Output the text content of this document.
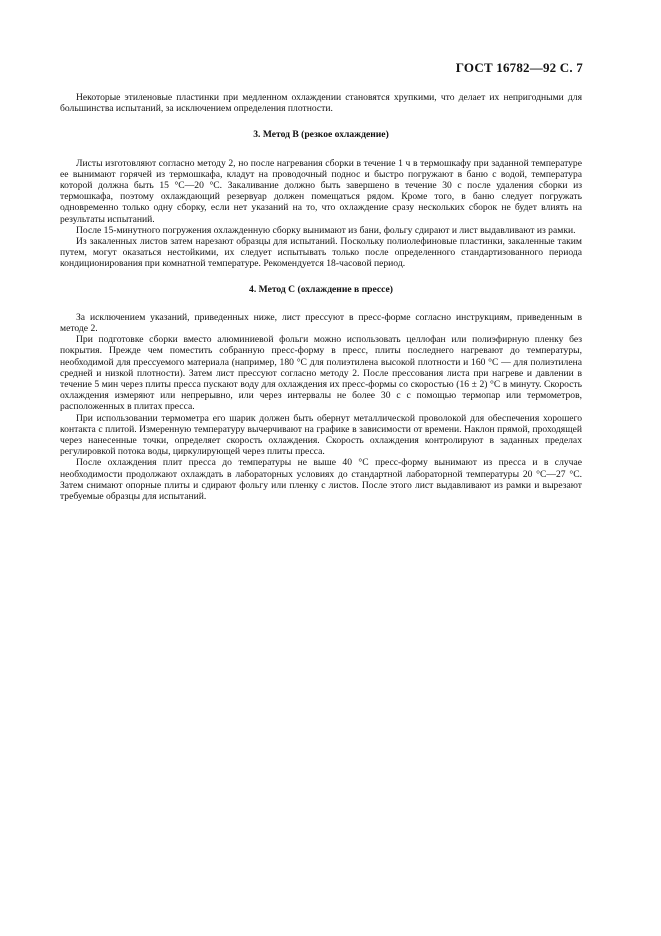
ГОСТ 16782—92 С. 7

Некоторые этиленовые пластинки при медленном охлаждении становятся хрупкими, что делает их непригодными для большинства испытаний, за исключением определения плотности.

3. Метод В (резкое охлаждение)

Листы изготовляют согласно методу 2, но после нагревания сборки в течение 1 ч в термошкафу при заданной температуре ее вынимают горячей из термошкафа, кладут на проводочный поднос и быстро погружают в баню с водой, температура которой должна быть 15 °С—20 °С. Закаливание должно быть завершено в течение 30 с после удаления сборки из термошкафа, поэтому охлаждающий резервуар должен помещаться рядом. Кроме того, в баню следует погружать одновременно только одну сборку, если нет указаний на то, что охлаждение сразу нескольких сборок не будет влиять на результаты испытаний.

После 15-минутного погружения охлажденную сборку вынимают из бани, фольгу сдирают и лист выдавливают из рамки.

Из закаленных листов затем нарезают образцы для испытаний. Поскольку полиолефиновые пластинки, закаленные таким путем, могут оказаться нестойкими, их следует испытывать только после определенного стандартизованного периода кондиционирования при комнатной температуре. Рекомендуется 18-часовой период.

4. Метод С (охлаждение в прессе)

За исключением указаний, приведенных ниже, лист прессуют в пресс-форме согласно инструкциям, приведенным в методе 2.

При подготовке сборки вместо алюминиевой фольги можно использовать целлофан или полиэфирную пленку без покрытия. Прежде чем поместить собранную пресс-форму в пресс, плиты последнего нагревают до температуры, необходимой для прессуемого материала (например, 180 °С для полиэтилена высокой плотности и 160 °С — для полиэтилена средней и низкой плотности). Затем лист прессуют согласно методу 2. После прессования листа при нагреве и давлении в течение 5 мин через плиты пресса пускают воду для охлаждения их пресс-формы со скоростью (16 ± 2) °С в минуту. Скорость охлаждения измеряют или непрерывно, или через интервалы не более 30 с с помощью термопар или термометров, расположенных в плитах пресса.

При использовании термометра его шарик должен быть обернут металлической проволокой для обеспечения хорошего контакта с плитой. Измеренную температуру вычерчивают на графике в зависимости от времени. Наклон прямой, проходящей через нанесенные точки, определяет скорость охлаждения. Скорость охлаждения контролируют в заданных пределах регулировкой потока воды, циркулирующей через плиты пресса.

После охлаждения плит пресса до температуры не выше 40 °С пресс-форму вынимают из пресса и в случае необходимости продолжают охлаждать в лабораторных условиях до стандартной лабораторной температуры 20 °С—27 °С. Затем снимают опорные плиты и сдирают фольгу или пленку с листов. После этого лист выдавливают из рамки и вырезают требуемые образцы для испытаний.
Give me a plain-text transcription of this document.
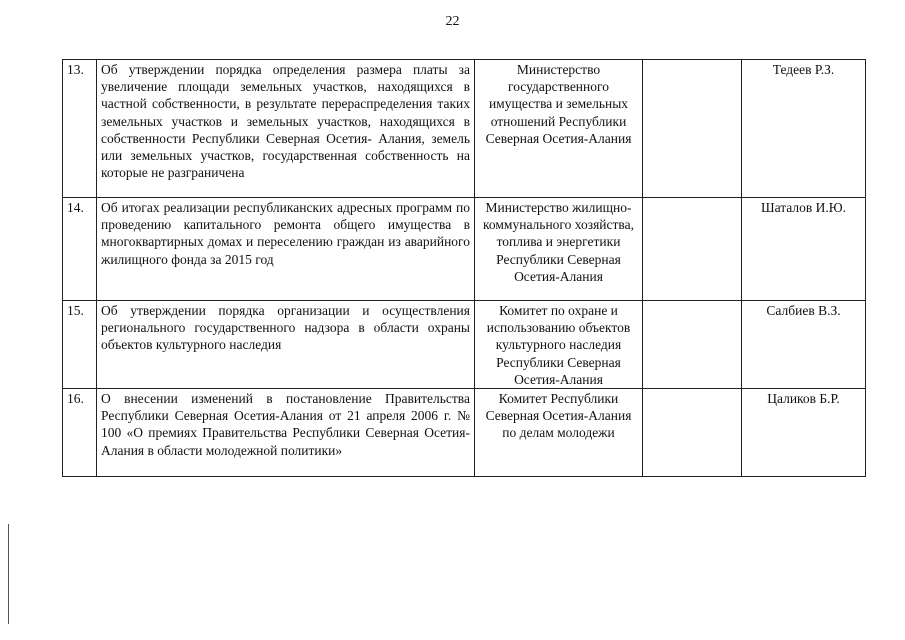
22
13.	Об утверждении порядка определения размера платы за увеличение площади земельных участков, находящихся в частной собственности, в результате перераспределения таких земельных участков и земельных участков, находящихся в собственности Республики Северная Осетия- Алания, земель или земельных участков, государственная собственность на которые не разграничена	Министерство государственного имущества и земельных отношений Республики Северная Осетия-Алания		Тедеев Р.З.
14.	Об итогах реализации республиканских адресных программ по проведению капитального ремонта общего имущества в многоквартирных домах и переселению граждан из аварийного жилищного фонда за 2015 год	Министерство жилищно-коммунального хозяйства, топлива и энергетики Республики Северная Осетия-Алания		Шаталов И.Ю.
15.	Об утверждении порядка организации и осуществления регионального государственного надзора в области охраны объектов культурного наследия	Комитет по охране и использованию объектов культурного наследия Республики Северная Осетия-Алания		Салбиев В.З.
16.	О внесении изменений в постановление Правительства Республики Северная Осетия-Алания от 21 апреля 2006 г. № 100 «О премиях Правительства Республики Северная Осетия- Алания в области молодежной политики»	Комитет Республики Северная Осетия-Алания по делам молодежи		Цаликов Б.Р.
==
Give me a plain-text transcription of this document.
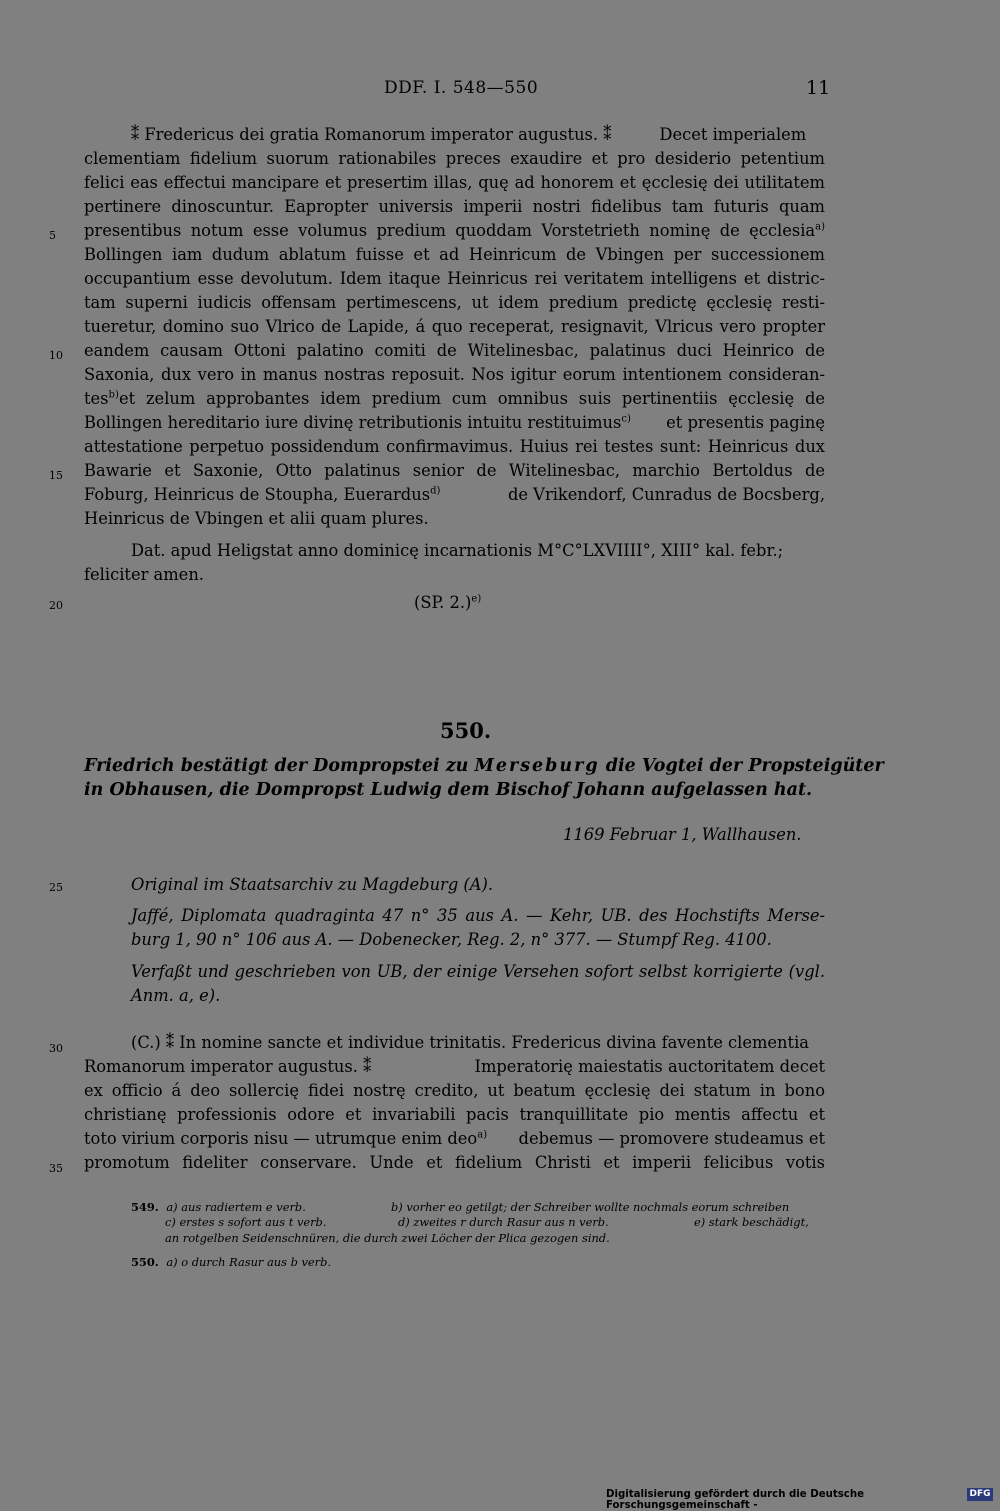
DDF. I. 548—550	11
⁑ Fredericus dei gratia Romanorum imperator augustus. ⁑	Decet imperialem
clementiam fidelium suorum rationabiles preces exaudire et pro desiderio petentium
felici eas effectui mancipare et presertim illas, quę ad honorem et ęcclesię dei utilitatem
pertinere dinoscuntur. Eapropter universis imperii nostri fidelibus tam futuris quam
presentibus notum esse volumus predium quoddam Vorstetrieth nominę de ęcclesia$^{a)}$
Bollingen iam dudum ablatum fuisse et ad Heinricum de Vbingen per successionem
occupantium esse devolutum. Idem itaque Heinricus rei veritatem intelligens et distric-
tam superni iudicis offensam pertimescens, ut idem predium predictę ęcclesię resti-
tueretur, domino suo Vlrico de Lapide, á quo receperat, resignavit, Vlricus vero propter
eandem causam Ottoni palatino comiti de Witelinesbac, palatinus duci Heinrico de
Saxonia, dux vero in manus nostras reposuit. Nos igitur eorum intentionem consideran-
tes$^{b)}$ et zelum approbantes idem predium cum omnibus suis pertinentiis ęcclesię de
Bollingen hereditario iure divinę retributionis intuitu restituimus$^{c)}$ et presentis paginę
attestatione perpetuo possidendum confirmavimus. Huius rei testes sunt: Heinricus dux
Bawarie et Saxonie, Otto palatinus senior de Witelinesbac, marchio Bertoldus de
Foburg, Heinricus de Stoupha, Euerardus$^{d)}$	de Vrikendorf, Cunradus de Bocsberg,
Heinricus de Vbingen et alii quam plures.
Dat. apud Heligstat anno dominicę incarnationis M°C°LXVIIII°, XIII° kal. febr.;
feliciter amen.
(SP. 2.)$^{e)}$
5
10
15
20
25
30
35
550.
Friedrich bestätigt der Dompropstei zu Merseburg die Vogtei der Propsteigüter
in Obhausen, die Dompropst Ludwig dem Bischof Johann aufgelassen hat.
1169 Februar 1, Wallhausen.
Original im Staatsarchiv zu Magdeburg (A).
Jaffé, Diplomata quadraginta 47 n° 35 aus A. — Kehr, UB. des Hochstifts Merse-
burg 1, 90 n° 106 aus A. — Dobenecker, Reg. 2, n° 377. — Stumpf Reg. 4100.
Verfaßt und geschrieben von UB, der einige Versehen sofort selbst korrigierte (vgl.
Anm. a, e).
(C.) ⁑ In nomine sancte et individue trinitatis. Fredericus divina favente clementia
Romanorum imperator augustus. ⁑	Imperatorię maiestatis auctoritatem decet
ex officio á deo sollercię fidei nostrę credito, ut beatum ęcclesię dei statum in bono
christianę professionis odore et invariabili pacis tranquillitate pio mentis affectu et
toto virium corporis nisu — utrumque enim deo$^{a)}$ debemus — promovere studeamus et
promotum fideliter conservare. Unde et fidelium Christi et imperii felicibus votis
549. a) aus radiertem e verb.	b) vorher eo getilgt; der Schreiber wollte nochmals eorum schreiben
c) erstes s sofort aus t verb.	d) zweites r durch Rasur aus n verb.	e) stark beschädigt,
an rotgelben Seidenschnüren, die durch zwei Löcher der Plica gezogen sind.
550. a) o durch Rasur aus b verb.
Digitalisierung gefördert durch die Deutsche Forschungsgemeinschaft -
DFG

■ Brief ■
Go through the records above, find every line with the word "Северная", and list those lines.

■ The solution ■
13.	Об утверждении порядка определения размера платы за увеличение площади земельных участков, находящихся в частной собственности, в результате перераспределения таких земельных участков и земельных участков, находящихся в собственности Республики Северная Осетия- Алания, земель или земельных участков, государственная собственность на которые не разграничена	Министерство государственного имущества и земельных отношений Республики Северная Осетия-Алания		Тедеев Р.З.
14.	Об итогах реализации республиканских адресных программ по проведению капитального ремонта общего имущества в многоквартирных домах и переселению граждан из аварийного жилищного фонда за 2015 год	Министерство жилищно-коммунального хозяйства, топлива и энергетики Республики Северная Осетия-Алания		Шаталов И.Ю.
15.	Об утверждении порядка организации и осуществления регионального государственного надзора в области охраны объектов культурного наследия	Комитет по охране и использованию объектов культурного наследия Республики Северная Осетия-Алания		Салбиев В.З.
16.	О внесении изменений в постановление Правительства Республики Северная Осетия-Алания от 21 апреля 2006 г. № 100 «О премиях Правительства Республики Северная Осетия- Алания в области молодежной политики»	Комитет Республики Северная Осетия-Алания по делам молодежи		Цаликов Б.Р.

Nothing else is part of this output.